Provided data:
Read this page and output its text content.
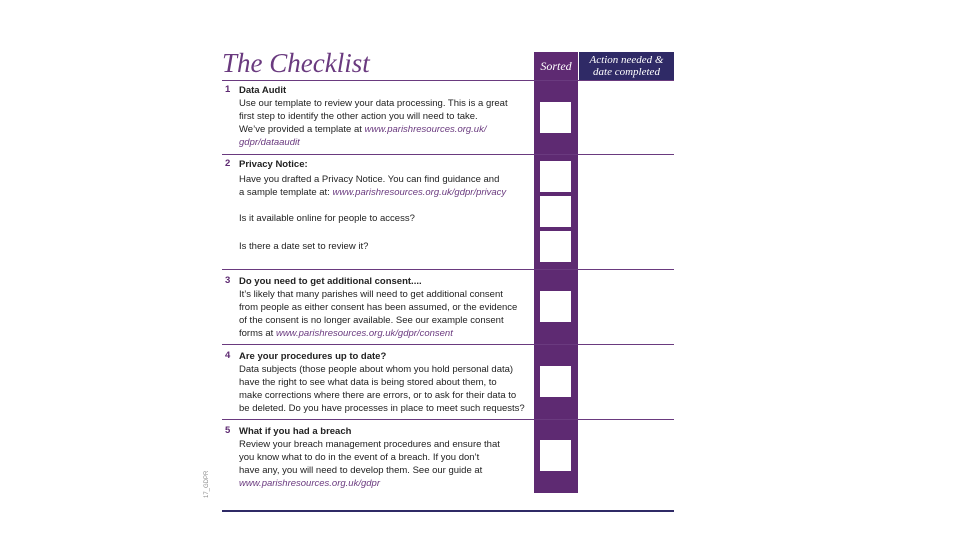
The Checklist	Sorted	Action needed &
date completed
1 Data Audit
Use our template to review your data processing. This is a great
first step to identify the other action you will need to take.
We’ve provided a template at www.parishresources.org.uk/
gdpr/dataaudit
2 Privacy Notice:
Have you drafted a Privacy Notice. You can find guidance and
a sample template at: www.parishresources.org.uk/gdpr/privacy
Is it available online for people to access?
Is there a date set to review it?
3 Do you need to get additional consent....
It’s likely that many parishes will need to get additional consent
from people as either consent has been assumed, or the evidence
of the consent is no longer available. See our example consent
forms at www.parishresources.org.uk/gdpr/consent
4 Are your procedures up to date?
Data subjects (those people about whom you hold personal data)
have the right to see what data is being stored about them, to
make corrections where there are errors, or to ask for their data to
be deleted. Do you have processes in place to meet such requests?
5 What if you had a breach
Review your breach management procedures and ensure that
you know what to do in the event of a breach. If you don’t
have any, you will need to develop them. See our guide at
www.parishresources.org.uk/gdpr
17_GDPR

Exercise directions: Pick out every line above that holds the word "consent" and copy it.

Task result:
3 Do you need to get additional consent....
It’s likely that many parishes will need to get additional consent
from people as either consent has been assumed, or the evidence
of the consent is no longer available. See our example consent
forms at www.parishresources.org.uk/gdpr/consent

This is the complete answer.